(Data entries)
'''

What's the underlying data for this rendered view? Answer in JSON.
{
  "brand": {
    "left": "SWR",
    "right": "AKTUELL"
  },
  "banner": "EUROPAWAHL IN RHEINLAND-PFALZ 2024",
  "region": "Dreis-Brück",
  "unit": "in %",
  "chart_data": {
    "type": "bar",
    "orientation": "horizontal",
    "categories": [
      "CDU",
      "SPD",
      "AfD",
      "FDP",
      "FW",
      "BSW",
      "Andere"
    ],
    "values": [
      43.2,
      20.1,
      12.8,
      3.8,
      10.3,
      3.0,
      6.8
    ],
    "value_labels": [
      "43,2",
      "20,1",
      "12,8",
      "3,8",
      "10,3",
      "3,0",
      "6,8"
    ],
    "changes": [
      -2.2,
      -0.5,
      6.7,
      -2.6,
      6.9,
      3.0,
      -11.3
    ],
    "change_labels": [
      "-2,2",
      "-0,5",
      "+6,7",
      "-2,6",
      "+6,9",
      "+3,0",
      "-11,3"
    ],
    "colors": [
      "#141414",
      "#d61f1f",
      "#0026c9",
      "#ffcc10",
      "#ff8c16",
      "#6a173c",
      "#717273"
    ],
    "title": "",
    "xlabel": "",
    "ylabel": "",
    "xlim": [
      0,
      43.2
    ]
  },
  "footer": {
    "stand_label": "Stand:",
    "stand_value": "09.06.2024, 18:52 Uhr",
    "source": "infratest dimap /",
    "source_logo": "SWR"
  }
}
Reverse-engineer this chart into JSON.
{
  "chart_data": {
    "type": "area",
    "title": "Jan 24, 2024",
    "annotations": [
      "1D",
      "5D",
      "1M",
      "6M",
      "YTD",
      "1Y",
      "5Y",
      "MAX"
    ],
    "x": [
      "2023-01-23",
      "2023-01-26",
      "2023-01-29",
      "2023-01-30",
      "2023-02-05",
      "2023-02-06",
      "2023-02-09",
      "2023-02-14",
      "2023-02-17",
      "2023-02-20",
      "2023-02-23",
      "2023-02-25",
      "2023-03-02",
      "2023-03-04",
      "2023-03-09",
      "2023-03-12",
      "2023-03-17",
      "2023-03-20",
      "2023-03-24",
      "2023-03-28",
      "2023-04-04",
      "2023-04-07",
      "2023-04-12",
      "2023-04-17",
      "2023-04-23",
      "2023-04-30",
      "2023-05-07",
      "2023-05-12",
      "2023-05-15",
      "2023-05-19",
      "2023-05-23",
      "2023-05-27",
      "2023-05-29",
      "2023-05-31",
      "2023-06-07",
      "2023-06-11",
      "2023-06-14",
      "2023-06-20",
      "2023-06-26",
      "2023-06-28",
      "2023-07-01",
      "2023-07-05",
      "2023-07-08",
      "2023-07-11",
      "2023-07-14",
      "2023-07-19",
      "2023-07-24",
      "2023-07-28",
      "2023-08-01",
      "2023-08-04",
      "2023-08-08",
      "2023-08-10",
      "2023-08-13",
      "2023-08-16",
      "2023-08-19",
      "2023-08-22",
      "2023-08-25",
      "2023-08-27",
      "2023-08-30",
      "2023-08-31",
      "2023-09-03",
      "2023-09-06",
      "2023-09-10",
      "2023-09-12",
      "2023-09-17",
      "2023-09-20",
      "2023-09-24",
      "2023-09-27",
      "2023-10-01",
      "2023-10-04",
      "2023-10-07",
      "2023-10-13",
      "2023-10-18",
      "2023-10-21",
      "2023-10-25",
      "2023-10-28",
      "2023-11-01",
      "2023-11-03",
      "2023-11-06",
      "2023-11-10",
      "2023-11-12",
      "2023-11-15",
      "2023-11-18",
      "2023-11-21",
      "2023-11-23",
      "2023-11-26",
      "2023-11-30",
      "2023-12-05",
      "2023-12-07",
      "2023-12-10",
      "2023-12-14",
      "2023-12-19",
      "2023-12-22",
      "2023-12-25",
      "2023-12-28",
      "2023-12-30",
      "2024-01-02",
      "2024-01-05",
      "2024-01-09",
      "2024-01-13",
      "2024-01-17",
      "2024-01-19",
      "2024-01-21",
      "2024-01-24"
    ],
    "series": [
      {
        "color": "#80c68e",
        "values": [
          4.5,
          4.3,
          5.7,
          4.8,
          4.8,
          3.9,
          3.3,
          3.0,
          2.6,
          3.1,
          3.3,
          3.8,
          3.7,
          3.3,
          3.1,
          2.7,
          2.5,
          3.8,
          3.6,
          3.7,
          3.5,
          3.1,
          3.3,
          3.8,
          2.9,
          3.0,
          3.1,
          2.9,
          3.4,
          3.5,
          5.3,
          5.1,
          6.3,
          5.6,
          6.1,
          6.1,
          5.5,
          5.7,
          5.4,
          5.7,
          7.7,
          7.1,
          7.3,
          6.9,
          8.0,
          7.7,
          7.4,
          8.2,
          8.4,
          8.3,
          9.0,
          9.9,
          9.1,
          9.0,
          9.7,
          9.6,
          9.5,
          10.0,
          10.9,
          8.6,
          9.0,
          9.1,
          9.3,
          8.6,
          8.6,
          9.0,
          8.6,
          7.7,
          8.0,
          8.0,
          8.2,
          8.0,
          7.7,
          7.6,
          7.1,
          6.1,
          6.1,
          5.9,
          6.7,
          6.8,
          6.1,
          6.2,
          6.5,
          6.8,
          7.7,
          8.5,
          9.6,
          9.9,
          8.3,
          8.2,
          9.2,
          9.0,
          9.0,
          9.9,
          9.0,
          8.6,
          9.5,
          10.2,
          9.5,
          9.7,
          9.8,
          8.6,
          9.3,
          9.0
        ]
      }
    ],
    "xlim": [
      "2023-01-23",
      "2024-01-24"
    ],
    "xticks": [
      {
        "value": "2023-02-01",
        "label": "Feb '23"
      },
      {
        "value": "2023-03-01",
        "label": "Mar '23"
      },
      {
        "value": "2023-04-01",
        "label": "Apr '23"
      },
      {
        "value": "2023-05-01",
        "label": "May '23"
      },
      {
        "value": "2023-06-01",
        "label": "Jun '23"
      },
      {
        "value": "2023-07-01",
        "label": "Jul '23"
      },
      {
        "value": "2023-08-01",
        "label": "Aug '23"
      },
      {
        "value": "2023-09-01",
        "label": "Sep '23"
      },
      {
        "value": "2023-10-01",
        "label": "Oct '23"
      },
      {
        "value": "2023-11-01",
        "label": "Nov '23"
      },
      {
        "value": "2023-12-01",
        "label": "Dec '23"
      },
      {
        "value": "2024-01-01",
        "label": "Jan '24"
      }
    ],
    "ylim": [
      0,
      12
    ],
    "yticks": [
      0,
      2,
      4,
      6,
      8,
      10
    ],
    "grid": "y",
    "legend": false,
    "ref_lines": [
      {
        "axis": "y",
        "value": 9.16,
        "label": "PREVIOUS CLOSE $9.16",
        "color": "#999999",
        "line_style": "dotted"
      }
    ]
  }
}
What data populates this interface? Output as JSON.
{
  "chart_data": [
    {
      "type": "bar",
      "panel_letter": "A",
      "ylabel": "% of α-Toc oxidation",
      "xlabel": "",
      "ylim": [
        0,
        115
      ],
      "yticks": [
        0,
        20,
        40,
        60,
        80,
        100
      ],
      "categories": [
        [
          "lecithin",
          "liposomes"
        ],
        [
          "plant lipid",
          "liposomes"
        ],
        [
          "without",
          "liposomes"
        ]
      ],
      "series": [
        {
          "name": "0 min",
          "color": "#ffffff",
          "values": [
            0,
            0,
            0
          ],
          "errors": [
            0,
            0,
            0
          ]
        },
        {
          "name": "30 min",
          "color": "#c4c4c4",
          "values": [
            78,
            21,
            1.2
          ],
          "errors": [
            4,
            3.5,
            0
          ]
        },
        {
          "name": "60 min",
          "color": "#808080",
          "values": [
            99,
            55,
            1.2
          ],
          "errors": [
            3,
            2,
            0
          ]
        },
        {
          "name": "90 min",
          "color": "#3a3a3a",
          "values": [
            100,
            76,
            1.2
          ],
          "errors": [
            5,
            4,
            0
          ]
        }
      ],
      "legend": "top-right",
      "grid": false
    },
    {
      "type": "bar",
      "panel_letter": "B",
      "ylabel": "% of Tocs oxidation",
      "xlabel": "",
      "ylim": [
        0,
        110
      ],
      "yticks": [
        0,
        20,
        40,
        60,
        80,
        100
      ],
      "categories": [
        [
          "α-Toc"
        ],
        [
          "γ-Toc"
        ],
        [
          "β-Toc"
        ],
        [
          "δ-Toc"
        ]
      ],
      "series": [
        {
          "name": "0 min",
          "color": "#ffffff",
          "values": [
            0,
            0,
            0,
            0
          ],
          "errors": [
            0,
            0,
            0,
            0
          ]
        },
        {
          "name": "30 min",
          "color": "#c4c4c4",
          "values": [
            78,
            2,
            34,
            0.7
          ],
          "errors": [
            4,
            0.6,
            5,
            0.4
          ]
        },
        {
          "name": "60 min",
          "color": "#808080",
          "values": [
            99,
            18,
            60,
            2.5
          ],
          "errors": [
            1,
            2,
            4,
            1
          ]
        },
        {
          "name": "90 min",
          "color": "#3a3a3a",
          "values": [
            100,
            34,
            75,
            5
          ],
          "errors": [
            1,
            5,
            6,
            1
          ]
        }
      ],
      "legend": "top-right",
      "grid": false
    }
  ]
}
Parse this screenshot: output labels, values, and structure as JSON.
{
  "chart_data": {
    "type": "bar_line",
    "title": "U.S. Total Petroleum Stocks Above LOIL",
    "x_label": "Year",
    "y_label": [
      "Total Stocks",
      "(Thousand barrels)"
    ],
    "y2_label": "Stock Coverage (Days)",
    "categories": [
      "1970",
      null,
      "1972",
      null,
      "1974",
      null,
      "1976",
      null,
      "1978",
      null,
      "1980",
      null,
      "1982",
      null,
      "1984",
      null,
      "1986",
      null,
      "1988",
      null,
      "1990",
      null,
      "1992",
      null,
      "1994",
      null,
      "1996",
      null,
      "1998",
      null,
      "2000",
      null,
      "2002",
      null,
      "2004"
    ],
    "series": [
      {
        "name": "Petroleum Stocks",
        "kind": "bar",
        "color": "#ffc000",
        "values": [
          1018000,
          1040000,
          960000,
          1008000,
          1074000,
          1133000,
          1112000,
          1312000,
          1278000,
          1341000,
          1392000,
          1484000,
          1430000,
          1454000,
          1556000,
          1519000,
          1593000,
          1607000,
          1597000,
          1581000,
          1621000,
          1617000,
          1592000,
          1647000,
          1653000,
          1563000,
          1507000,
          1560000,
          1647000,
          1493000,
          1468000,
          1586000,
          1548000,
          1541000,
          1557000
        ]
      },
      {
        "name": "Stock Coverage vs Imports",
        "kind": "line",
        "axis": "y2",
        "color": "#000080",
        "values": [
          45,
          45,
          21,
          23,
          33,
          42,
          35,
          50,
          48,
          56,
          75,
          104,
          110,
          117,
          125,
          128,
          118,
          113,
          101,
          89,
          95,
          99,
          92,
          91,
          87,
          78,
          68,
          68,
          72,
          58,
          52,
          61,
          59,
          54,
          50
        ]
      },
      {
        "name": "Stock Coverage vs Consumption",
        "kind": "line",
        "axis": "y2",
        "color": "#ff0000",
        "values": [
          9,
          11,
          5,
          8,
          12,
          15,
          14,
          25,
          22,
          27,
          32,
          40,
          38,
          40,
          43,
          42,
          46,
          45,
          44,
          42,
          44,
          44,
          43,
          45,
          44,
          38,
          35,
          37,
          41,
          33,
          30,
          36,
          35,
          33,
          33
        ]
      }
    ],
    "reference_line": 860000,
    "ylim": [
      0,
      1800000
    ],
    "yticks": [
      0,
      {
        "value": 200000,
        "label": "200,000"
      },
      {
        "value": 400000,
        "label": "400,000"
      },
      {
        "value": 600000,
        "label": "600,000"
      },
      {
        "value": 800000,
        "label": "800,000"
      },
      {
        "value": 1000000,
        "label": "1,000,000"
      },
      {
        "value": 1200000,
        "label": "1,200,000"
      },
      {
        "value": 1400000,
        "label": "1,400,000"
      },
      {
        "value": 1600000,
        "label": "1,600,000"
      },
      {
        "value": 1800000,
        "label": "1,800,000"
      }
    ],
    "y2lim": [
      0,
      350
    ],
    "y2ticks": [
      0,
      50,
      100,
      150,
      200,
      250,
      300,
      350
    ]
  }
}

'''

**Exercise goal**
Identify and copy lines that hold the string "Coverage".

**Result of this task**
    "y2_label": "Stock Coverage (Days)",
        "name": "Stock Coverage vs Imports",
        "name": "Stock Coverage vs Consumption",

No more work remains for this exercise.